What is being asked:
Transcribe only the stretch of lines that opens with the line containing "Read all visible content and emit it as JSON." and closes with the last line of the listing, skipping pictures.

(begin)

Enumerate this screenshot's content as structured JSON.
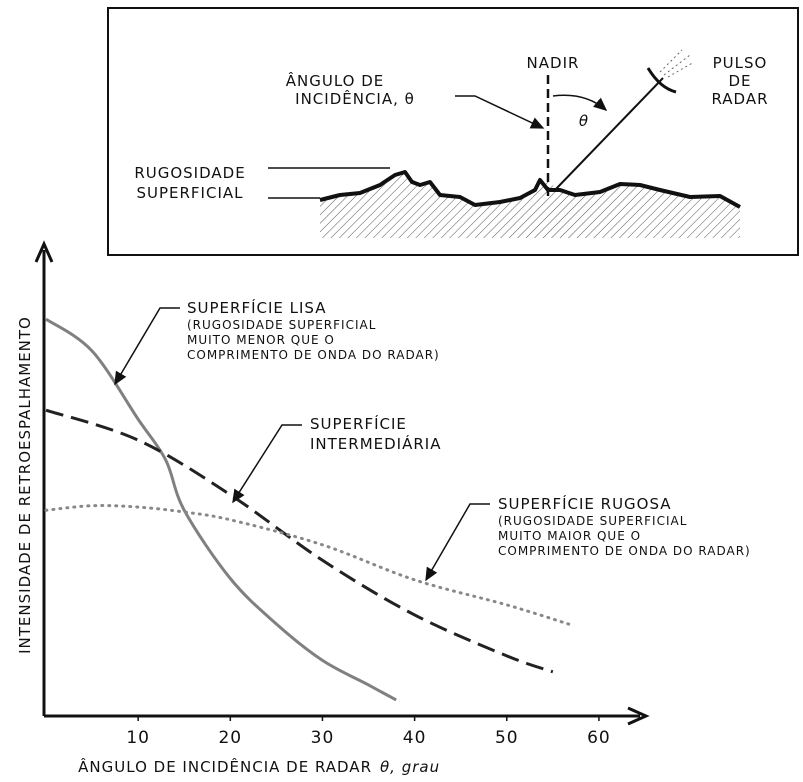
{
  "diagram": {
    "nadir": "NADIR",
    "pulse": [
      "PULSO",
      "DE",
      "RADAR"
    ],
    "incidence": [
      "ÂNGULO DE",
      "INCIDÊNCIA, θ"
    ],
    "theta": "θ",
    "roughness": [
      "RUGOSIDADE",
      "SUPERFICIAL"
    ]
  },
  "chart_data": {
    "type": "line",
    "x_label": "ÂNGULO DE INCIDÊNCIA DE RADAR",
    "x_label_unit": "θ, grau",
    "y_label": "INTENSIDADE DE RETROESPALHAMENTO",
    "xlim": [
      0,
      65
    ],
    "xticks": [
      10,
      20,
      30,
      40,
      50,
      60
    ],
    "ylim": [
      0,
      100
    ],
    "series": [
      {
        "style": "solid",
        "color": "#808080",
        "x": [
          0,
          5,
          10,
          13,
          15,
          20,
          25,
          30,
          35,
          38
        ],
        "values": [
          87,
          80,
          65,
          56,
          45,
          30,
          20,
          12,
          6.6,
          3.3
        ]
      },
      {
        "style": "dashed",
        "color": "#222222",
        "x": [
          0,
          10,
          20,
          30,
          40,
          50,
          55
        ],
        "values": [
          67,
          60.4,
          48.4,
          34,
          22,
          13,
          9.5
        ]
      },
      {
        "style": "dotted",
        "color": "#888888",
        "x": [
          0,
          5,
          10,
          15,
          20,
          30,
          40,
          50,
          57
        ],
        "values": [
          45,
          46,
          45.7,
          44.6,
          42.9,
          37.4,
          29.7,
          24.2,
          19.8
        ]
      }
    ],
    "annotations": [
      {
        "title": "SUPERFÍCIE LISA",
        "lines": [
          "(RUGOSIDADE SUPERFICIAL",
          "MUITO MENOR QUE O",
          "COMPRIMENTO DE ONDA DO RADAR)"
        ]
      },
      {
        "title": "SUPERFÍCIE",
        "lines": [
          "INTERMEDIÁRIA"
        ]
      },
      {
        "title": "SUPERFÍCIE RUGOSA",
        "lines": [
          "(RUGOSIDADE SUPERFICIAL",
          "MUITO MAIOR QUE O",
          "COMPRIMENTO DE ONDA DO RADAR)"
        ]
      }
    ]
  }
}
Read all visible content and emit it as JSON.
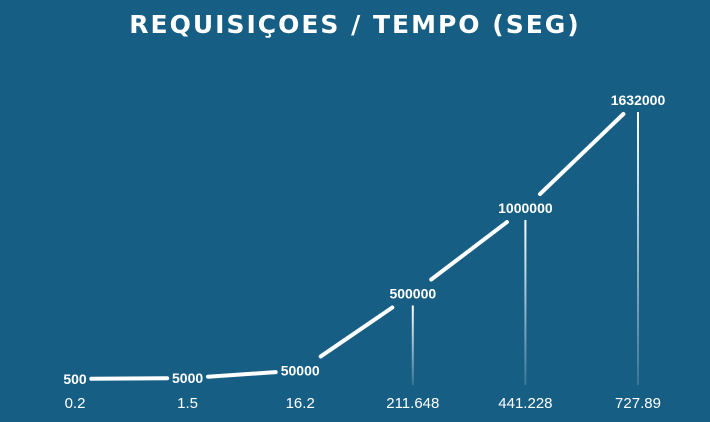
{
  "chart_data": {
    "type": "line",
    "title": "REQUISIÇOES / TEMPO (SEG)",
    "x": [
      "0.2",
      "1.5",
      "16.2",
      "211.648",
      "441.228",
      "727.89"
    ],
    "series": [
      {
        "values": [
          500,
          5000,
          50000,
          500000,
          1000000,
          1632000
        ]
      }
    ],
    "data_labels": [
      "500",
      "5000",
      "50000",
      "500000",
      "1000000",
      "1632000"
    ],
    "xlabel": "",
    "ylabel": "",
    "grid": false,
    "legend": "none",
    "colors": {
      "background": "#165e84",
      "line": "#ffffff",
      "text": "#ffffff"
    }
  }
}
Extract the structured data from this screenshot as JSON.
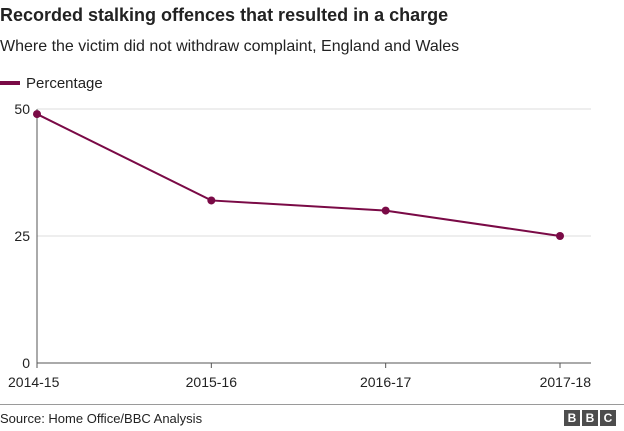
{
  "header": {
    "title": "Recorded stalking offences that resulted in a charge",
    "subtitle": "Where the victim did not withdraw complaint, England and Wales"
  },
  "legend": {
    "label": "Percentage"
  },
  "colors": {
    "series": "#7a0a46",
    "grid": "#dcdcdc",
    "axis": "#555555",
    "text": "#222222"
  },
  "chart_data": {
    "type": "line",
    "title": "Recorded stalking offences that resulted in a charge",
    "subtitle": "Where the victim did not withdraw complaint, England and Wales",
    "categories": [
      "2014-15",
      "2015-16",
      "2016-17",
      "2017-18"
    ],
    "series": [
      {
        "name": "Percentage",
        "values": [
          49,
          32,
          30,
          25
        ]
      }
    ],
    "ylim": [
      0,
      50
    ],
    "yticks": [
      0,
      25,
      50
    ],
    "grid": true,
    "legend": "top-left"
  },
  "footer": {
    "source": "Source: Home Office/BBC Analysis",
    "logo": [
      "B",
      "B",
      "C"
    ]
  }
}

(end)

Exercise output:
Read all visible content and emit it as JSON.
{
  "chart_data": {
    "type": "line",
    "title": "REQUISIÇOES / TEMPO (SEG)",
    "x": [
      "0.2",
      "1.5",
      "16.2",
      "211.648",
      "441.228",
      "727.89"
    ],
    "series": [
      {
        "values": [
          500,
          5000,
          50000,
          500000,
          1000000,
          1632000
        ]
      }
    ],
    "data_labels": [
      "500",
      "5000",
      "50000",
      "500000",
      "1000000",
      "1632000"
    ],
    "xlabel": "",
    "ylabel": "",
    "grid": false,
    "legend": "none",
    "colors": {
      "background": "#165e84",
      "line": "#ffffff",
      "text": "#ffffff"
    }
  }
}
Extract the structured data from this screenshot as JSON.
{
  "header": {
    "title": "Recorded stalking offences that resulted in a charge",
    "subtitle": "Where the victim did not withdraw complaint, England and Wales"
  },
  "legend": {
    "label": "Percentage"
  },
  "colors": {
    "series": "#7a0a46",
    "grid": "#dcdcdc",
    "axis": "#555555",
    "text": "#222222"
  },
  "chart_data": {
    "type": "line",
    "title": "Recorded stalking offences that resulted in a charge",
    "subtitle": "Where the victim did not withdraw complaint, England and Wales",
    "categories": [
      "2014-15",
      "2015-16",
      "2016-17",
      "2017-18"
    ],
    "series": [
      {
        "name": "Percentage",
        "values": [
          49,
          32,
          30,
          25
        ]
      }
    ],
    "ylim": [
      0,
      50
    ],
    "yticks": [
      0,
      25,
      50
    ],
    "grid": true,
    "legend": "top-left"
  },
  "footer": {
    "source": "Source: Home Office/BBC Analysis",
    "logo": [
      "B",
      "B",
      "C"
    ]
  }
}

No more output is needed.